英首相官邸前で米英仏による軍事介入に反対するシリア人留学生(木村正人撮影)
英首相官邸前で米英仏による軍事介入に反対するシリア人留学生(木村正人撮影)

28日午後5時からロンドンの英首相官邸前では、米英仏によるシリア攻撃にストップをかけようと抗議集会が開かれた。野党・労働党の下院議員らが次々と壇上に立ち、29日に予定される英議会での介入決議に反対票を投じようと呼びかけていた。

英ウェールズ地方カーディフからやって来たというシリアの女性留学生は「私たちはアサド政権側でも反政府勢力でもない。同じシリア人なのよ。米国やロシアが介入することでシリアの内戦はますます悪化する。大国はシリアから手をどけてほしい。私たちが祖国に帰れるようにしてほしい」と筆者に話した。

保守・自民・労働の与野党3党がシリアへの懲罰的攻撃で一致していた英国の政治状況は急変した。同日午後5時50分ごろ、労働党のミリバンド党首がキャメロン首相に電話をかけ、「国連調査団の報告を待った方がいい。29日の介入決議で労働党は反対に回る」と通告した。

「他の国はシリアから手をどけて」と訴えるシリア系移民(同)
「他の国はシリアから手をどけて」と訴えるシリア系移民(同)

キャメロン首相はびっくり仰天したに違いない。国連調査団の調査は30日に終了、報告書が出るまでにさらに1週間かかるかもしれない。労働党の支持を取り付けることができなければ29日のシリア介入決議は否決される恐れがある。

キャメロン首相率いる保守党内部から80人以上の造反が出る恐れがあるからだ。キャメロン首相は29日の決議は「シリアへの人道的対応」という総論的な内容にとどめ、国連調査団の報告を受けてシリア介入決議をやり直すという苦肉の策を提案した。

────────────────

[問題]
#1 本文のうち、「英ウェールズ地方カーディフか」を含む語句で始まり「決議は否決される恐れがある。」で終わる部分を、「国連調査団」を「国連の調査チーム」に置き換えて書き直してください。
#2 本文に書かれている内容をもとに、次の問いに答えてください。
(a) 抗議集会はロンドンのどこで開かれましたか。
(b) シリアの女性留学生はどこからやって来たと話していますか。
(c) 国連調査団の調査は何日に終了しますか。
#3 本文中の「キャメロン首相はびっくり仰天したに違いない。」という文を英語に訳してください。
記録は参照しなくてかまいません。

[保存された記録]
────────────────

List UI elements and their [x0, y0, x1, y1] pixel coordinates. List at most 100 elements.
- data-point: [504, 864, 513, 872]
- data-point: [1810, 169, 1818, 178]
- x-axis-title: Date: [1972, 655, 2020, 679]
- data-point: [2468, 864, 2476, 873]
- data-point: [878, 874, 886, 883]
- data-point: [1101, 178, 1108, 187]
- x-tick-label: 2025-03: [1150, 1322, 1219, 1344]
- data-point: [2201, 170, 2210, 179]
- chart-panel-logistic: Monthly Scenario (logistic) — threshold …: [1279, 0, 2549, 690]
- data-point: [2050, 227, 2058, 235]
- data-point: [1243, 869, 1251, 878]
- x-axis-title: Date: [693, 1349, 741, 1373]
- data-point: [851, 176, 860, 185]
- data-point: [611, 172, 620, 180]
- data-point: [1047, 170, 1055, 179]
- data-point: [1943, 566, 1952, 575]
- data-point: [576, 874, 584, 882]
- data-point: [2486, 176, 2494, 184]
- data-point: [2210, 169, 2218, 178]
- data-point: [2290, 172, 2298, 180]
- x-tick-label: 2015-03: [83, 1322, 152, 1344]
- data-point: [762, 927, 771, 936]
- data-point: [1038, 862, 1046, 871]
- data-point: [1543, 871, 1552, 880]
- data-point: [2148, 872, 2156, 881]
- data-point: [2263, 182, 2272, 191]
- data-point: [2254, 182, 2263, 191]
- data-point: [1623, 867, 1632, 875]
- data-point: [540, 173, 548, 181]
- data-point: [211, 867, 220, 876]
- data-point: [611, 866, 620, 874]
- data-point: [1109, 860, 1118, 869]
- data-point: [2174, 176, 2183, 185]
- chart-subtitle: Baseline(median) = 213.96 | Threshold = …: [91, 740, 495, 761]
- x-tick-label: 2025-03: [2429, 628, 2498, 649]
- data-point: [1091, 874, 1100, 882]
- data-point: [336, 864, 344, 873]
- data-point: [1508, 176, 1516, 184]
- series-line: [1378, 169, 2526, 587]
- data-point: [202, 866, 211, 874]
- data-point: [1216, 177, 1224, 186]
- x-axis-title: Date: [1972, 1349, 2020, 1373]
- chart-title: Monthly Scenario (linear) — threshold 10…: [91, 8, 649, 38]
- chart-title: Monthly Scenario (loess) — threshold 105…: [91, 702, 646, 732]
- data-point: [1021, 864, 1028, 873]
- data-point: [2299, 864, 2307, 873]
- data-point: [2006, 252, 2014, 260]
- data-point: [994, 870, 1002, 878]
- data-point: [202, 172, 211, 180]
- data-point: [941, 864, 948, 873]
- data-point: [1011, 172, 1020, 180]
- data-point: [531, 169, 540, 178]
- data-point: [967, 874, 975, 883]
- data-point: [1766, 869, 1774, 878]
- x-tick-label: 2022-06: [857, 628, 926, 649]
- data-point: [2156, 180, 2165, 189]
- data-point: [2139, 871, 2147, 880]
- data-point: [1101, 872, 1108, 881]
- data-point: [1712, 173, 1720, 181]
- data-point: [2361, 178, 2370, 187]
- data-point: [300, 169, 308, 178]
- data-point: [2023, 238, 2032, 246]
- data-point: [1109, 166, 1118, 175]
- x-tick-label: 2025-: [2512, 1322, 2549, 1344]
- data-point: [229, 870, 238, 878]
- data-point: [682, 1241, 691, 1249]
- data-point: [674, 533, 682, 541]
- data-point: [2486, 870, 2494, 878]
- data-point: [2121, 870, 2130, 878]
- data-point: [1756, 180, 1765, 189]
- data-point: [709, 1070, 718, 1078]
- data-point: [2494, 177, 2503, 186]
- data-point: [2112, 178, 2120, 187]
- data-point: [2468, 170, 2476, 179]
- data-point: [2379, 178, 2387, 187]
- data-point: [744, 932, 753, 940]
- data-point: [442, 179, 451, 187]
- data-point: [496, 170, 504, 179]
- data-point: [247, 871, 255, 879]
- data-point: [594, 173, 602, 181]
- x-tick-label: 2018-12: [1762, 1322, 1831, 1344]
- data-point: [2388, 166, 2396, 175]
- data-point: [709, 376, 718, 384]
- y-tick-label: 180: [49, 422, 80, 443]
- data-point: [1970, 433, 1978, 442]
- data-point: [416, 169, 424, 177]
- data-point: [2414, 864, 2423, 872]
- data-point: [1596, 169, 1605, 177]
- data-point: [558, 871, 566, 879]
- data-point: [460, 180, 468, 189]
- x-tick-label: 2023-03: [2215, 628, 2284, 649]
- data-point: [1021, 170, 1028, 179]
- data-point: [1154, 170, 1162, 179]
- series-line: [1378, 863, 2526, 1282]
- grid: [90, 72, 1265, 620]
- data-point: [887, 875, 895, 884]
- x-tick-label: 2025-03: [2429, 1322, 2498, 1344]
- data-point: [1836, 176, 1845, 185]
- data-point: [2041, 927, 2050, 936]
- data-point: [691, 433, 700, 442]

────────────────

[解答]
#1
英ウェールズ地方カーディフからやって来たというシリアの女性留学生は「私たちはアサド政権側でも反政府勢力でもない。同じシリア人なのよ。米国やロシアが介入することでシリアの内戦はますます悪化する。大国はシリアから手をどけてほしい。私たちが祖国に帰れるようにしてほしい」と筆者に話した。

保守・自民・労働の与野党3党がシリアへの懲罰的攻撃で一致していた英国の政治状況は急変した。同日午後5時50分ごろ、労働党のミリバンド党首がキャメロン首相に電話をかけ、「国連の調査チームの報告を待った方がいい。29日の介入決議で労働党は反対に回る」と通告した。

「他の国はシリアから手をどけて」と訴えるシリア系移民(同)
「他の国はシリアから手をどけて」と訴えるシリア系移民(同)

キャメロン首相はびっくり仰天したに違いない。国連の調査チームの調査は30日に終了、報告書が出るまでにさらに1週間かかるかもしれない。労働党の支持を取り付けることができなければ29日のシリア介入決議は否決される恐れがある。

#2
(a) 英首相官邸前
(b) 英ウェールズ地方カーディフ
(c) 30日

#3 Prime Minister Cameron must have been astonished.